(Dataset items)
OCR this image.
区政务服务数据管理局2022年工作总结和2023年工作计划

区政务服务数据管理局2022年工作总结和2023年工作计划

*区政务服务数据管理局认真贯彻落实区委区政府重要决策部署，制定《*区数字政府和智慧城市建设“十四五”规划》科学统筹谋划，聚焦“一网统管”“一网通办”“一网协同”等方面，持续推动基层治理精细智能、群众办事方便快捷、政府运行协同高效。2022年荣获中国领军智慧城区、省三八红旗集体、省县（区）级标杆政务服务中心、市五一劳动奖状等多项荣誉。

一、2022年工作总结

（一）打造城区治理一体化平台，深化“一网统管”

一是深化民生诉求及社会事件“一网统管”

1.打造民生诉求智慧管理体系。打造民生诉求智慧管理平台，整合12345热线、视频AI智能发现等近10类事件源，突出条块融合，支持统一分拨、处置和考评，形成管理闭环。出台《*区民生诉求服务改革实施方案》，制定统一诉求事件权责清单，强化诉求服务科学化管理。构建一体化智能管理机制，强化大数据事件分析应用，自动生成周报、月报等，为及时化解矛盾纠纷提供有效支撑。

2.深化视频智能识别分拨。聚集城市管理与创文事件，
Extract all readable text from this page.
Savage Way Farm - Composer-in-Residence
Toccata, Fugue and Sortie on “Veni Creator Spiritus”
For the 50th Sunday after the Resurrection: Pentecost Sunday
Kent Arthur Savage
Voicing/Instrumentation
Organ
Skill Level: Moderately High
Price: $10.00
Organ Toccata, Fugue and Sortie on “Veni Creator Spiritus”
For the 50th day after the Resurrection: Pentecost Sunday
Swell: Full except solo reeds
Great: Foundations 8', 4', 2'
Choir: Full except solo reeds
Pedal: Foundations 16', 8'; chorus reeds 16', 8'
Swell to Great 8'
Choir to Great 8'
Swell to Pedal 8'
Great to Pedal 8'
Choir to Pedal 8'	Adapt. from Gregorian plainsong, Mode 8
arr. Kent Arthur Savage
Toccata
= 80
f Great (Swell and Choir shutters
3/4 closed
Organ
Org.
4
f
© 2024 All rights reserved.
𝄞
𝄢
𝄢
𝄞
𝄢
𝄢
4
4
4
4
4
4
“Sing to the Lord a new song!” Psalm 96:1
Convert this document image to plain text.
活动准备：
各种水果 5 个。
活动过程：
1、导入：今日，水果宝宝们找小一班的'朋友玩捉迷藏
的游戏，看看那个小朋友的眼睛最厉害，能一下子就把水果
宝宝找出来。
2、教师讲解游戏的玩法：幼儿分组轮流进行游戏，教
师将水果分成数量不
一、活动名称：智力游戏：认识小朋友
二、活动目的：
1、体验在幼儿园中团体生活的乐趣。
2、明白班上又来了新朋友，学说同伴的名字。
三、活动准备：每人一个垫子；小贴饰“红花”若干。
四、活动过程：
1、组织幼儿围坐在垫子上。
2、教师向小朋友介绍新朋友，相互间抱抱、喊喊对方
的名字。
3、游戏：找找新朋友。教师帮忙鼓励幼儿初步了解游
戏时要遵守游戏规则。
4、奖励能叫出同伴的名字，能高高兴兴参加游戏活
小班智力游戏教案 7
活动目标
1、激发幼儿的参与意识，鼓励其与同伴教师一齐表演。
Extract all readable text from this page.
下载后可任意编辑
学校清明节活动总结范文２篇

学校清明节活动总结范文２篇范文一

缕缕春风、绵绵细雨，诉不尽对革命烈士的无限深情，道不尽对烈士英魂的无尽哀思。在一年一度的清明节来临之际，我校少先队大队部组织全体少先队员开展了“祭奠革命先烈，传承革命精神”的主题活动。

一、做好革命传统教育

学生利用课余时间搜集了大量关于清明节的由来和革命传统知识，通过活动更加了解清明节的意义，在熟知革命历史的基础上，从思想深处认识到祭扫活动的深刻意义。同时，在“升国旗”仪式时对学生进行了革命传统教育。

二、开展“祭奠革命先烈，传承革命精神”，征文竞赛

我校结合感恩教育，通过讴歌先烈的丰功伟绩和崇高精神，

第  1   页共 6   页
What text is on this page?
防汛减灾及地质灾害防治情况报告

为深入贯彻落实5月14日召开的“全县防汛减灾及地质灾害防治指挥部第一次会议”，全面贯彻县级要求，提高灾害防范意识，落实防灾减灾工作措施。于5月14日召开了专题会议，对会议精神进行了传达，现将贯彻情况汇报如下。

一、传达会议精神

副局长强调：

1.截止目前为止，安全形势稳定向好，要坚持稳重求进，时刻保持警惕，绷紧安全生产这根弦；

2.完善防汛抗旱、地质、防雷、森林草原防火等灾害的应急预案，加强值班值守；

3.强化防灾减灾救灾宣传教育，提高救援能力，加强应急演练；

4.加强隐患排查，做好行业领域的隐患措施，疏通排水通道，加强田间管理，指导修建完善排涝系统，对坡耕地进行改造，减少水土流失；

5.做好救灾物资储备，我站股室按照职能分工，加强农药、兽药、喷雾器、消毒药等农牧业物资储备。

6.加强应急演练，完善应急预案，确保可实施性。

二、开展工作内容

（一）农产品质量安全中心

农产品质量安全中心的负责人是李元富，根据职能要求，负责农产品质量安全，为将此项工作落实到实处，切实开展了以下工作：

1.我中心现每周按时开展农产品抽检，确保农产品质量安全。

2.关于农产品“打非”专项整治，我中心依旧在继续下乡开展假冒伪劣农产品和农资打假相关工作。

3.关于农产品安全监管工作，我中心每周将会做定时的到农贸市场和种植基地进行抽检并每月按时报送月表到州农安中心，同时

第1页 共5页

## [TASK]
Whenever "祭奠革命先烈" turns up in a line, pick that line out.

## [TASK RESULT]
缕缕春风、绵绵细雨，诉不尽对革命烈士的无限深情，道不尽对烈士英魂的无尽哀思。在一年一度的清明节来临之际，我校少先队大队部组织全体少先队员开展了“祭奠革命先烈，传承革命精神”的主题活动。
二、开展“祭奠革命先烈，传承革命精神”，征文竞赛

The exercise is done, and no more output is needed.